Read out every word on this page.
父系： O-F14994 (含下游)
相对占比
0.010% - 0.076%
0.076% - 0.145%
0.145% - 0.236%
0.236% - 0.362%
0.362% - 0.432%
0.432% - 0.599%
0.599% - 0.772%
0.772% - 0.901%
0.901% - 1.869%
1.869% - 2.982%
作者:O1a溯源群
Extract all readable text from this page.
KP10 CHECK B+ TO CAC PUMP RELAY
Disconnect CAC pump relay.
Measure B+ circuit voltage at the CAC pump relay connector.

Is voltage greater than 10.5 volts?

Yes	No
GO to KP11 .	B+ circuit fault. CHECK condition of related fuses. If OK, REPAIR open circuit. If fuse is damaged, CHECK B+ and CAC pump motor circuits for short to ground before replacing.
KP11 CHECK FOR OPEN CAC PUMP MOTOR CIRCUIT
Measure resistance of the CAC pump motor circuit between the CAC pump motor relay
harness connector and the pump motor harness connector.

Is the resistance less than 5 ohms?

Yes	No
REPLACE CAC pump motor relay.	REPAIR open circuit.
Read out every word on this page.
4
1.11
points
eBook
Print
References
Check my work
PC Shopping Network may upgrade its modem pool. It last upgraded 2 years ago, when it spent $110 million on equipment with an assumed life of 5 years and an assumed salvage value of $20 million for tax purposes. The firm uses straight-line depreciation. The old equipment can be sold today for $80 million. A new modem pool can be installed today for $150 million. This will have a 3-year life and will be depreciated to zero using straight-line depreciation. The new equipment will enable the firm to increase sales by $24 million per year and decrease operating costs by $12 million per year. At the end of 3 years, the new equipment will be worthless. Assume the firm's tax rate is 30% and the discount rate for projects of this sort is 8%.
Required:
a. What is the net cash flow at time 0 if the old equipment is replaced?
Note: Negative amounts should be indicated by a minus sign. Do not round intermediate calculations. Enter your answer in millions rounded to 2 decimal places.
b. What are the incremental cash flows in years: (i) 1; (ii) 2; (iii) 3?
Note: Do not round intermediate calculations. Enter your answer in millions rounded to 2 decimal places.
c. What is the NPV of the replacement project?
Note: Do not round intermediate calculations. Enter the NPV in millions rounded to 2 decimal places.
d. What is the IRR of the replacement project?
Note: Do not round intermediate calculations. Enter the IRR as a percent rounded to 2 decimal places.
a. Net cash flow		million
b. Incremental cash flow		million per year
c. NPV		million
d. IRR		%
^^^^^^^^^^^^^^^^
Exercise description - Copy, from the material, each line that holds the string "calculations".

Solution to this task -
Note: Negative amounts should be indicated by a minus sign. Do not round intermediate calculations. Enter your answer in millions rounded to 2 decimal places.
Note: Do not round intermediate calculations. Enter your answer in millions rounded to 2 decimal places.
Note: Do not round intermediate calculations. Enter the NPV in millions rounded to 2 decimal places.
Note: Do not round intermediate calculations. Enter the IRR as a percent rounded to 2 decimal places.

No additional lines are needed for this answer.